*Exercises to complete:*
1. Print the passage of the deemed-approved post from "Today’s decision, if" to "across the state.".
2. Answer these from the deemed-approved post:
(a) What case is cited beneath the heading?
(b) Within how many days from the close of evidence must a zoning board issue its decision?
(c) To which body must an applicant appeal to assert that an application was deemed approved?

*Provided text:*
§ §

Friday, October 28, 2011

Deemed Denied


In re Appeal of Morrill House LLC and Smith Variance, 2011 VT 117 (mem.)

Today’s decision, if it had been issued by K-Tel could also be called Deemed Approved’s Greatest Hits.  It is a minor compendium, but an important summary for an area of law that confuses most practitioners and causes fear in citizen boards across the state.


Let’s start from the top.  The statutes controlling zoning board decision have a provision, which require the Board to issue a decision within 45 days from the close of evidence.  This statutory language on its face seems to require the Boards to not only make a decision, but type it up and mail it out within the 45 days.  If the Board does not comply with the 45-day deadline, then the application is deemed “approved.”  If this sounds too good to be true, that is because it is. 

The SCOV long ago decided that this “deemed approved” language was more limited than the statutory language seemed to indicate.  In particular the SCOV ruled that this provision had two substantial limitations.  First, an applicant cannot simply declare his or her application “deemed approved” on the 46th day.  Rather the applicant must appeal to the Environmental Division and assert the claim that the application was deemed approved.  Second, a board or town can defeat a claim of “deemed approved” by showing that the board made a final decision within the 45 days—even if the applicant never received word of this decision until much later.

§ §

[Element box records]
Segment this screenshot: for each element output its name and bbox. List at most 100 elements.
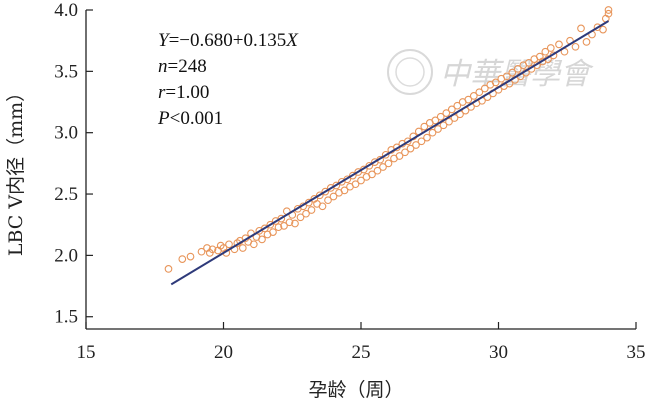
x-axis-title: 孕龄（周） [308, 379, 403, 401]
data-point [302, 209, 310, 218]
y-tick-label: 3.0 [54, 123, 78, 144]
data-point [469, 92, 478, 100]
data-point [524, 58, 533, 67]
annotation-variable-2: X [285, 30, 299, 51]
data-point [420, 122, 429, 131]
data-point [348, 171, 357, 180]
data-point [368, 170, 376, 179]
annotation-variable: Y [158, 30, 171, 51]
y-axis-title: LBC V内径（mm） [5, 83, 27, 256]
data-point [491, 78, 500, 87]
x-tick-label: 25 [352, 342, 371, 363]
data-point [269, 228, 277, 236]
data-point [508, 68, 517, 77]
data-point [379, 163, 387, 171]
data-point [258, 235, 266, 244]
annotation-variable: P [157, 108, 170, 129]
data-point [296, 213, 305, 222]
data-point [340, 186, 349, 195]
annotation-variable: r [158, 82, 166, 103]
x-tick-label: 15 [77, 342, 96, 363]
annotation-value: =1.00 [165, 82, 209, 103]
axes: 1.5 2.0 2.5 3.0 3.5 4.0 15 20 25 30 35 [54, 0, 645, 363]
data-point [315, 191, 324, 200]
data-point [447, 105, 456, 114]
annotation-variable: n [158, 56, 168, 77]
watermark-logo: 中華醫學會 [387, 49, 594, 95]
annotation-value: =248 [168, 56, 207, 77]
data-point [541, 47, 550, 56]
data-point [178, 255, 187, 263]
data-point [434, 125, 442, 133]
data-point [502, 72, 511, 81]
annotation-line: P<0.001 [157, 108, 223, 129]
data-point [577, 24, 585, 33]
data-point [381, 150, 390, 159]
data-point [318, 202, 327, 211]
data-point [436, 112, 445, 121]
data-point [428, 128, 437, 137]
data-point [453, 101, 462, 110]
data-point [439, 121, 448, 130]
data-point [571, 42, 580, 51]
data-point [186, 252, 195, 261]
data-point [307, 206, 316, 214]
y-tick-label: 4.0 [54, 0, 78, 21]
annotation-line: Y=−0.680+0.135X [158, 30, 299, 51]
annotation-value: <0.001 [170, 108, 223, 129]
data-point [604, 6, 613, 14]
data-point [582, 38, 591, 46]
data-point [464, 95, 473, 104]
data-point [291, 219, 299, 228]
y-tick-label: 2.5 [54, 184, 78, 205]
data-point [604, 9, 613, 18]
data-point [395, 152, 404, 160]
data-point [445, 117, 453, 126]
data-point [164, 265, 173, 273]
y-tick-label: 2.0 [54, 245, 78, 266]
data-point [431, 116, 440, 125]
data-point [332, 181, 341, 190]
data-point [351, 180, 360, 189]
data-point [423, 133, 431, 142]
watermark-text: 中華醫學會 [440, 57, 594, 92]
x-tick-label: 20 [214, 342, 233, 363]
annotation-line: n=248 [158, 56, 207, 77]
data-point [417, 137, 426, 146]
data-point [480, 84, 489, 93]
annotation-value: =−0.680+0.135 [169, 30, 287, 51]
y-tick-label: 1.5 [54, 307, 78, 328]
data-point [373, 166, 382, 175]
data-point [274, 223, 283, 232]
data-point [555, 40, 563, 49]
watermark-seal-inner [395, 57, 425, 87]
data-point [249, 240, 258, 249]
data-point [357, 176, 365, 185]
x-tick-label: 30 [489, 342, 508, 363]
fit-line-group [170, 20, 610, 286]
data-point [403, 137, 412, 146]
data-point [412, 141, 420, 149]
data-point [321, 187, 330, 196]
y-tick-label: 3.5 [54, 61, 78, 82]
data-point [277, 214, 286, 223]
data-point [238, 244, 247, 252]
data-point [406, 144, 415, 153]
data-point [475, 88, 484, 97]
fit-line [170, 20, 610, 286]
x-tick-label: 35 [627, 342, 646, 363]
data-point [285, 218, 294, 227]
data-point [365, 161, 374, 170]
axis-titles: 孕龄（周） LBC V内径（mm） [5, 83, 404, 401]
watermark-seal [387, 49, 433, 95]
data-point [324, 196, 332, 205]
data-point [329, 192, 338, 201]
data-point [513, 65, 522, 73]
data-point [384, 159, 393, 168]
annotation-line: r=1.00 [158, 82, 209, 103]
data-point [225, 240, 233, 249]
data-point [401, 148, 409, 157]
data-point [599, 25, 607, 34]
data-point [546, 44, 555, 52]
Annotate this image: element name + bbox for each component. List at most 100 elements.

§ §

*Exercise answers:*
1.
Today’s decision, if it had been issued by K-Tel could also be called Deemed Approved’s Greatest Hits.  It is a minor compendium, but an important summary for an area of law that confuses most practitioners and causes fear in citizen boards across the state.

2.
(a) In re Appeal of Morrill House LLC and Smith Variance, 2011 VT 117 (mem.)
(b) 45 days
(c) The Environmental Division